**Task directions:**
Using the listing below, please gather every line containing the word "Skewness".

BEGIN Provided data

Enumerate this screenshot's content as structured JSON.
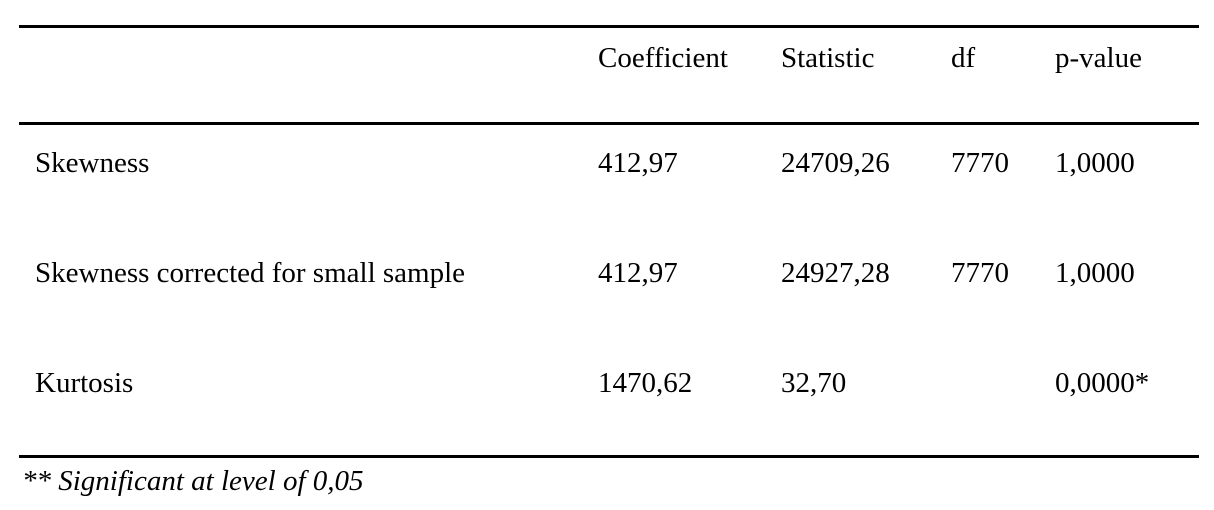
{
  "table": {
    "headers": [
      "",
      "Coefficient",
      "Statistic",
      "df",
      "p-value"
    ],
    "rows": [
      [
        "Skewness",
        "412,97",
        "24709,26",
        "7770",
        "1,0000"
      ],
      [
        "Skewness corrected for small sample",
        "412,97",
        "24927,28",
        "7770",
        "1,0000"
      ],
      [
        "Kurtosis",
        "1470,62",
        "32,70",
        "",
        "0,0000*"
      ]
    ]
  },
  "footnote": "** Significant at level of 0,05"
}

END Provided data

**Right answer:**
        "Skewness",
        "Skewness corrected for small sample",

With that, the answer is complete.